══ Stored records

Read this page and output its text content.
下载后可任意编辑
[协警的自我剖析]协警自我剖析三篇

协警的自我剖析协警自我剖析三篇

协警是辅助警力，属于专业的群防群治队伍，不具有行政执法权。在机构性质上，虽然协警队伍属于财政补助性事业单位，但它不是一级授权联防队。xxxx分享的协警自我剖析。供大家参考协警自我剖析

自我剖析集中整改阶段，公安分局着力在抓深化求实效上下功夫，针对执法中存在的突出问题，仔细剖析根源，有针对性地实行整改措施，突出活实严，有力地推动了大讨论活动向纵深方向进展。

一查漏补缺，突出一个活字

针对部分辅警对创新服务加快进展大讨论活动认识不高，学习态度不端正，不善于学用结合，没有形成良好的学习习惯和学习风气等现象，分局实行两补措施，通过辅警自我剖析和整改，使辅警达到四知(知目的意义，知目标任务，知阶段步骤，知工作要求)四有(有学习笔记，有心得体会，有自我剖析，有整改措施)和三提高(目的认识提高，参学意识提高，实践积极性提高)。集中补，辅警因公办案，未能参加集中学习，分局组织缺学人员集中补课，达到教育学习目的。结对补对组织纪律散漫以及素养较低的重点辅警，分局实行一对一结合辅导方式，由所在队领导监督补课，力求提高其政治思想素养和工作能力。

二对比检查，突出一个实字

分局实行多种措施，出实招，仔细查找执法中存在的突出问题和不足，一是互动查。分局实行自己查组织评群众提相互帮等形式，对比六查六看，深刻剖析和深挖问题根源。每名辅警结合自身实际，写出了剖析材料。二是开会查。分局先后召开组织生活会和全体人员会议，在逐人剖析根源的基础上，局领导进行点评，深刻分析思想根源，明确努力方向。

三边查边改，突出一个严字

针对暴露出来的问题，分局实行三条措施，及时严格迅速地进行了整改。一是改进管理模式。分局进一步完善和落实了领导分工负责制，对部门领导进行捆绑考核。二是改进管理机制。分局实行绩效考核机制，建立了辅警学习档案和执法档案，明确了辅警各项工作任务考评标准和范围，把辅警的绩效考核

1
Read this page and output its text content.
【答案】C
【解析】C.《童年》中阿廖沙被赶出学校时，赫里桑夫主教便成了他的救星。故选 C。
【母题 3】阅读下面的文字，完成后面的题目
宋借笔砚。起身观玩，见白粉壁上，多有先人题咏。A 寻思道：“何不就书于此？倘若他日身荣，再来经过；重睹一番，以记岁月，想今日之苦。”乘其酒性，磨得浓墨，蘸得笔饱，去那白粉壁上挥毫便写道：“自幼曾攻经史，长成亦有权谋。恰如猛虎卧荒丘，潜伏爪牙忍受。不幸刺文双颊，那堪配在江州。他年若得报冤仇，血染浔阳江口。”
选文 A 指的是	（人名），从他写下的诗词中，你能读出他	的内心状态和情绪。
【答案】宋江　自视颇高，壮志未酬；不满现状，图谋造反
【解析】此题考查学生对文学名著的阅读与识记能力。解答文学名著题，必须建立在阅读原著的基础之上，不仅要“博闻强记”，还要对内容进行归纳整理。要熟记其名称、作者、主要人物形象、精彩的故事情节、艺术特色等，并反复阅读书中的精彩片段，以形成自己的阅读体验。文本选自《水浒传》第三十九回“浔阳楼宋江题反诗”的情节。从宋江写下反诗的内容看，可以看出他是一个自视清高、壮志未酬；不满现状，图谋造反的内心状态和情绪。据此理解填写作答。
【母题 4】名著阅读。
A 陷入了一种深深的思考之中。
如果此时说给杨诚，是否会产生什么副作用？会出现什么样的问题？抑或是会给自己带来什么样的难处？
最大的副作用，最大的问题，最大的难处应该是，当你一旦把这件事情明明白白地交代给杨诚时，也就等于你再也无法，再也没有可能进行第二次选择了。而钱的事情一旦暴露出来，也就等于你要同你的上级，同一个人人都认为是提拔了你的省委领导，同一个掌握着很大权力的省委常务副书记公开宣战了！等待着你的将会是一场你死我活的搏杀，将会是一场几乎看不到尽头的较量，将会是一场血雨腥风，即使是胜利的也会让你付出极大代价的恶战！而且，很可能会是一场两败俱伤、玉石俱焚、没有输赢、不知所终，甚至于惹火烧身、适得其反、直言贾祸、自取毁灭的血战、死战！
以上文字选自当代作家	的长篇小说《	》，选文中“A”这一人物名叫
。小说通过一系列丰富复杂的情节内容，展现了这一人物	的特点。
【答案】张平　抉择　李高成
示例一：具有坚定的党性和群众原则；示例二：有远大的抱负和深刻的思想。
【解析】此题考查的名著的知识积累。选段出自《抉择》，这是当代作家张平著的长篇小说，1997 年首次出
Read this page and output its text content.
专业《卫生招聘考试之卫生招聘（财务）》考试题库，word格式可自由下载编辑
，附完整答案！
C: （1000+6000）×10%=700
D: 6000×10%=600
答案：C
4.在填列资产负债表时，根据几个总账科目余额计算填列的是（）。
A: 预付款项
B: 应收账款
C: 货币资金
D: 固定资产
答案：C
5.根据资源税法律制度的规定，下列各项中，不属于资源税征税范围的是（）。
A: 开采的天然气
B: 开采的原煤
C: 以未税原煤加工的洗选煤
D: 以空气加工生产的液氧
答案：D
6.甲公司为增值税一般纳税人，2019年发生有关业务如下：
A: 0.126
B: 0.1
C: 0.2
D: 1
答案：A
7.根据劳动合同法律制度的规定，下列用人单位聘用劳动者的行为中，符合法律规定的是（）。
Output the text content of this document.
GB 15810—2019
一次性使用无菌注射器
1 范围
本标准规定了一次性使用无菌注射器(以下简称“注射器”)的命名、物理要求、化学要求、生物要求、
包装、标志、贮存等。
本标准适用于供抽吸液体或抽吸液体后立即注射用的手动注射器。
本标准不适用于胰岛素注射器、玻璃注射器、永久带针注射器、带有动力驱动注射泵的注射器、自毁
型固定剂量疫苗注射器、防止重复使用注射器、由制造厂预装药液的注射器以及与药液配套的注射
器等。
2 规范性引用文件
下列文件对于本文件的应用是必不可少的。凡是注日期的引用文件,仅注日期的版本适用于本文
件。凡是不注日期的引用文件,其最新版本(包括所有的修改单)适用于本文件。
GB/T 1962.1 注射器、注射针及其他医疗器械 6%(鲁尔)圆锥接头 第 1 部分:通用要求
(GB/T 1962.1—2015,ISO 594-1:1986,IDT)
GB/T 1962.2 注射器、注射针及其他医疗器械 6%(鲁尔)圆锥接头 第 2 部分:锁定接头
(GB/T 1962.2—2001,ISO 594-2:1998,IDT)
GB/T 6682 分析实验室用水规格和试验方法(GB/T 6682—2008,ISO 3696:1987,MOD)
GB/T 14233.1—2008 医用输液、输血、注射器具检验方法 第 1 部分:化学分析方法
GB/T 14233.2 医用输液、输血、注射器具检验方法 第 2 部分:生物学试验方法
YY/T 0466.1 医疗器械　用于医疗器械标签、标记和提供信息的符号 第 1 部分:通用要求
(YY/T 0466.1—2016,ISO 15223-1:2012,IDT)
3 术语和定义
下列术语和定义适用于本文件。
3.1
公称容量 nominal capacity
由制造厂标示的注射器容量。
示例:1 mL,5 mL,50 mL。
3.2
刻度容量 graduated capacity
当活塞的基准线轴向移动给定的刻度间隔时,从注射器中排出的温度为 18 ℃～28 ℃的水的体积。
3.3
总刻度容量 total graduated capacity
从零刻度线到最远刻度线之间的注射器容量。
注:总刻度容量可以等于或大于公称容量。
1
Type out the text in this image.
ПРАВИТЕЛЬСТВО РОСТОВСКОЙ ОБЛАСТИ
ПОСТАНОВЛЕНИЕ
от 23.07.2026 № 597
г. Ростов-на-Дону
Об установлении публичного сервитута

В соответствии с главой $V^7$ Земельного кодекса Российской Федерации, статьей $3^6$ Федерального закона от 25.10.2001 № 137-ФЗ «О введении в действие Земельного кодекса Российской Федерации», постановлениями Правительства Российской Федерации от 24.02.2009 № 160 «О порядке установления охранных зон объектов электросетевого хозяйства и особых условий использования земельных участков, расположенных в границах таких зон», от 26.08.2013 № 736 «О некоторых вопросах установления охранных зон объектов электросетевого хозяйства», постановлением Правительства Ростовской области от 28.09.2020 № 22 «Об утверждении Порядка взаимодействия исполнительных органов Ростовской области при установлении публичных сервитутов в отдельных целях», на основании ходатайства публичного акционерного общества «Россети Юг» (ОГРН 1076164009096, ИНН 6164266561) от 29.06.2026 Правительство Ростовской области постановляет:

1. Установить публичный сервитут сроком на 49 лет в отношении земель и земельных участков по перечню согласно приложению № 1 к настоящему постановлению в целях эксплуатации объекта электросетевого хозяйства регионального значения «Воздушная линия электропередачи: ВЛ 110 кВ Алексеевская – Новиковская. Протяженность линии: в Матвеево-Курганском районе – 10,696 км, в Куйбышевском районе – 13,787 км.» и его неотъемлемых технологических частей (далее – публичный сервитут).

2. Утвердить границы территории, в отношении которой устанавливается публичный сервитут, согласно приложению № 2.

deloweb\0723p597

════

> [Aim of the task]: What is the number of lines in the listing that contain the string "注射针及其他医疗器械"? Reply with that number alone.

> [Full answer]: 2